** start of Given data **

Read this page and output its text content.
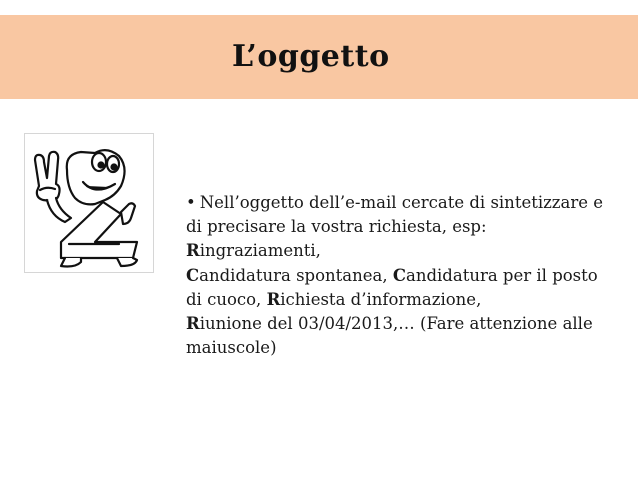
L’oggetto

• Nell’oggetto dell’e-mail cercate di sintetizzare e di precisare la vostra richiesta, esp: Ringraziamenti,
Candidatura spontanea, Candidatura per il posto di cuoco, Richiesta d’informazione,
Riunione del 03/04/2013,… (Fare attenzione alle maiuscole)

** end of Given data **

Write out the listing above exactly as it stands, pictures excluded.

Read this page and output its text content.
L’oggetto

• Nell’oggetto dell’e-mail cercate di sintetizzare e di precisare la vostra richiesta, esp: Ringraziamenti,
Candidatura spontanea, Candidatura per il posto di cuoco, Richiesta d’informazione,
Riunione del 03/04/2013,… (Fare attenzione alle maiuscole)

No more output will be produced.